Prompt =
Print the entries that appear below, exactly as written and without their pictures.

Provided data =
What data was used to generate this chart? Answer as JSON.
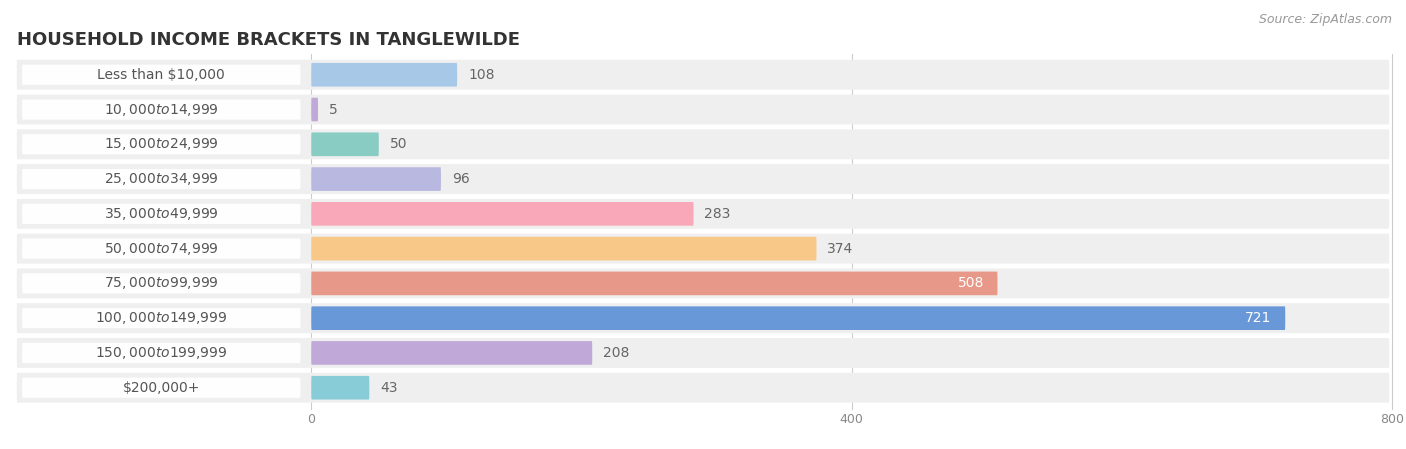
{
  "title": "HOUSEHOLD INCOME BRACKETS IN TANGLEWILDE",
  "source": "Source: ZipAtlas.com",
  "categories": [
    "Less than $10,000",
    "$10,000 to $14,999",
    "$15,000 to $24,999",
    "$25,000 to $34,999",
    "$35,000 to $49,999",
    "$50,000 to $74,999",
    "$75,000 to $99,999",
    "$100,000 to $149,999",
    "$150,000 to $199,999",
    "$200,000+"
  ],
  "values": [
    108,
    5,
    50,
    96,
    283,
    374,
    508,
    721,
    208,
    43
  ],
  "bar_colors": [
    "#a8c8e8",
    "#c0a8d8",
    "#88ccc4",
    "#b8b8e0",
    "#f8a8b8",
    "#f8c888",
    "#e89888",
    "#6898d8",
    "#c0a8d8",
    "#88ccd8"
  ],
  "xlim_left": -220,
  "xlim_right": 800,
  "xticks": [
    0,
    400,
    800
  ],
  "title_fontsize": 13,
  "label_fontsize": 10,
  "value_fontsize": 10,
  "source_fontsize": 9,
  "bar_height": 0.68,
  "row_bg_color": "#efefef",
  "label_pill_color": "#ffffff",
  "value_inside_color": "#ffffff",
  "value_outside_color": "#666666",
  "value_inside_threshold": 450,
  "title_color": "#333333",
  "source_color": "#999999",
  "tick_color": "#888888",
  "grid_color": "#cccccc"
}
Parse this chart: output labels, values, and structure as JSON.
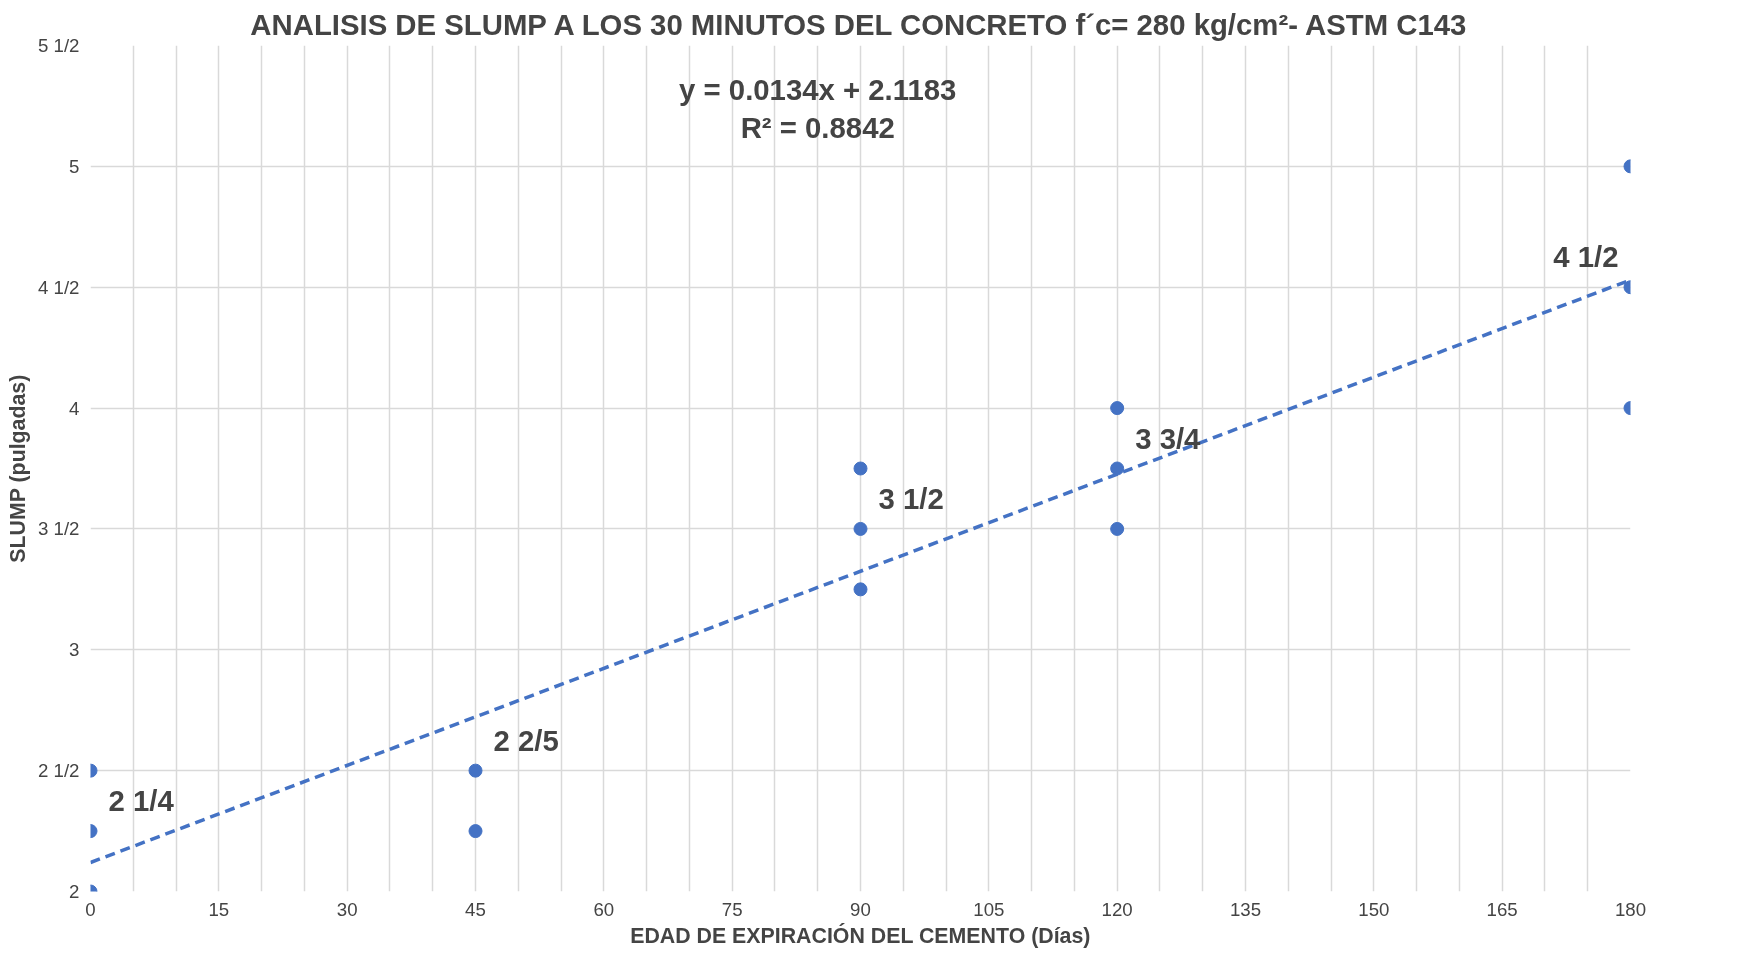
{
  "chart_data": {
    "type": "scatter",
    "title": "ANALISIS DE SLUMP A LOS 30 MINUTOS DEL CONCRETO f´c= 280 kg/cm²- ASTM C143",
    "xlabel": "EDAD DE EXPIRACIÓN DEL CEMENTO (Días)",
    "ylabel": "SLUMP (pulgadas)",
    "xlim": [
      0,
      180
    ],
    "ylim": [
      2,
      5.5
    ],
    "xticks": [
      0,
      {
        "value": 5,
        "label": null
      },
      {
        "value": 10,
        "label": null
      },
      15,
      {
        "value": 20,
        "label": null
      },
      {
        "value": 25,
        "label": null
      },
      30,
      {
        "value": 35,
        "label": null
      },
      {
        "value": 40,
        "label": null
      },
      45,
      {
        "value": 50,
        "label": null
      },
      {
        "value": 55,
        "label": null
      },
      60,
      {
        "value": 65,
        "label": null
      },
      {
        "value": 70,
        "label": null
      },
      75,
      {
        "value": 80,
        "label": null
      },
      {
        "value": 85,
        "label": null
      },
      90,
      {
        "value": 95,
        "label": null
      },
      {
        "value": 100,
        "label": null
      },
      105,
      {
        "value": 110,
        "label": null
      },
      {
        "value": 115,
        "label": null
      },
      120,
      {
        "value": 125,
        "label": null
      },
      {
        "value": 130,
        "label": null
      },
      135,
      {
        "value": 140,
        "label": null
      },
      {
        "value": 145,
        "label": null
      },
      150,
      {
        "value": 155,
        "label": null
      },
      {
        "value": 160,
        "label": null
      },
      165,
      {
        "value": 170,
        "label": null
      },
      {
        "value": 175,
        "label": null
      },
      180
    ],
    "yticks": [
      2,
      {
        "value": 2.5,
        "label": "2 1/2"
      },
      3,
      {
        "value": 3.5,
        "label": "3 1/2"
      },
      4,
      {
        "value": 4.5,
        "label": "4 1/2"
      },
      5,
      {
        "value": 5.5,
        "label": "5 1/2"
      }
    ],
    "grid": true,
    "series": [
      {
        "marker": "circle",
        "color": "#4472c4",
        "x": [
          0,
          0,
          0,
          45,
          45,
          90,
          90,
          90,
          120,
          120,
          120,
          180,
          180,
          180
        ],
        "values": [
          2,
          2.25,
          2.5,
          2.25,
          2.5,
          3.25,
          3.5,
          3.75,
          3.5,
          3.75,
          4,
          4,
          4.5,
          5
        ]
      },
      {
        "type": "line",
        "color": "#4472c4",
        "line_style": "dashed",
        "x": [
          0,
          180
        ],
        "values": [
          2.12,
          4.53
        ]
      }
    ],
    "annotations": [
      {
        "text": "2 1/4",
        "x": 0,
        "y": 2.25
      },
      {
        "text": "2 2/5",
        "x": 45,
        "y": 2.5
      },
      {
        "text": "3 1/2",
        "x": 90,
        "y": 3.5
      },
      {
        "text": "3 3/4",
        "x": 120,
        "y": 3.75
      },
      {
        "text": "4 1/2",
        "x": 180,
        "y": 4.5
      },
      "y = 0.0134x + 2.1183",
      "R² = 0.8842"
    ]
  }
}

The response =
What data was used to generate this chart? Answer as JSON.
{
  "title": "HOUSEHOLD INCOME BRACKETS IN TANGLEWILDE",
  "source": "Source: ZipAtlas.com",
  "categories": [
    "Less than $10,000",
    "$10,000 to $14,999",
    "$15,000 to $24,999",
    "$25,000 to $34,999",
    "$35,000 to $49,999",
    "$50,000 to $74,999",
    "$75,000 to $99,999",
    "$100,000 to $149,999",
    "$150,000 to $199,999",
    "$200,000+"
  ],
  "values": [
    108,
    5,
    50,
    96,
    283,
    374,
    508,
    721,
    208,
    43
  ],
  "bar_colors": [
    "#a8c8e8",
    "#c0a8d8",
    "#88ccc4",
    "#b8b8e0",
    "#f8a8b8",
    "#f8c888",
    "#e89888",
    "#6898d8",
    "#c0a8d8",
    "#88ccd8"
  ],
  "xlim_left": -220,
  "xlim_right": 800,
  "xticks": [
    0,
    400,
    800
  ],
  "title_fontsize": 13,
  "label_fontsize": 10,
  "value_fontsize": 10,
  "source_fontsize": 9,
  "bar_height": 0.68,
  "row_bg_color": "#efefef",
  "label_pill_color": "#ffffff",
  "value_inside_color": "#ffffff",
  "value_outside_color": "#666666",
  "value_inside_threshold": 450,
  "title_color": "#333333",
  "source_color": "#999999",
  "tick_color": "#888888",
  "grid_color": "#cccccc"
}
Parse this chart: output labels, values, and structure as JSON.
{
  "chart_data": {
    "type": "scatter",
    "title": "ANALISIS DE SLUMP A LOS 30 MINUTOS DEL CONCRETO f´c= 280 kg/cm²- ASTM C143",
    "xlabel": "EDAD DE EXPIRACIÓN DEL CEMENTO (Días)",
    "ylabel": "SLUMP (pulgadas)",
    "xlim": [
      0,
      180
    ],
    "ylim": [
      2,
      5.5
    ],
    "xticks": [
      0,
      {
        "value": 5,
        "label": null
      },
      {
        "value": 10,
        "label": null
      },
      15,
      {
        "value": 20,
        "label": null
      },
      {
        "value": 25,
        "label": null
      },
      30,
      {
        "value": 35,
        "label": null
      },
      {
        "value": 40,
        "label": null
      },
      45,
      {
        "value": 50,
        "label": null
      },
      {
        "value": 55,
        "label": null
      },
      60,
      {
        "value": 65,
        "label": null
      },
      {
        "value": 70,
        "label": null
      },
      75,
      {
        "value": 80,
        "label": null
      },
      {
        "value": 85,
        "label": null
      },
      90,
      {
        "value": 95,
        "label": null
      },
      {
        "value": 100,
        "label": null
      },
      105,
      {
        "value": 110,
        "label": null
      },
      {
        "value": 115,
        "label": null
      },
      120,
      {
        "value": 125,
        "label": null
      },
      {
        "value": 130,
        "label": null
      },
      135,
      {
        "value": 140,
        "label": null
      },
      {
        "value": 145,
        "label": null
      },
      150,
      {
        "value": 155,
        "label": null
      },
      {
        "value": 160,
        "label": null
      },
      165,
      {
        "value": 170,
        "label": null
      },
      {
        "value": 175,
        "label": null
      },
      180
    ],
    "yticks": [
      2,
      {
        "value": 2.5,
        "label": "2 1/2"
      },
      3,
      {
        "value": 3.5,
        "label": "3 1/2"
      },
      4,
      {
        "value": 4.5,
        "label": "4 1/2"
      },
      5,
      {
        "value": 5.5,
        "label": "5 1/2"
      }
    ],
    "grid": true,
    "series": [
      {
        "marker": "circle",
        "color": "#4472c4",
        "x": [
          0,
          0,
          0,
          45,
          45,
          90,
          90,
          90,
          120,
          120,
          120,
          180,
          180,
          180
        ],
        "values": [
          2,
          2.25,
          2.5,
          2.25,
          2.5,
          3.25,
          3.5,
          3.75,
          3.5,
          3.75,
          4,
          4,
          4.5,
          5
        ]
      },
      {
        "type": "line",
        "color": "#4472c4",
        "line_style": "dashed",
        "x": [
          0,
          180
        ],
        "values": [
          2.12,
          4.53
        ]
      }
    ],
    "annotations": [
      {
        "text": "2 1/4",
        "x": 0,
        "y": 2.25
      },
      {
        "text": "2 2/5",
        "x": 45,
        "y": 2.5
      },
      {
        "text": "3 1/2",
        "x": 90,
        "y": 3.5
      },
      {
        "text": "3 3/4",
        "x": 120,
        "y": 3.75
      },
      {
        "text": "4 1/2",
        "x": 180,
        "y": 4.5
      },
      "y = 0.0134x + 2.1183",
      "R² = 0.8842"
    ]
  }
}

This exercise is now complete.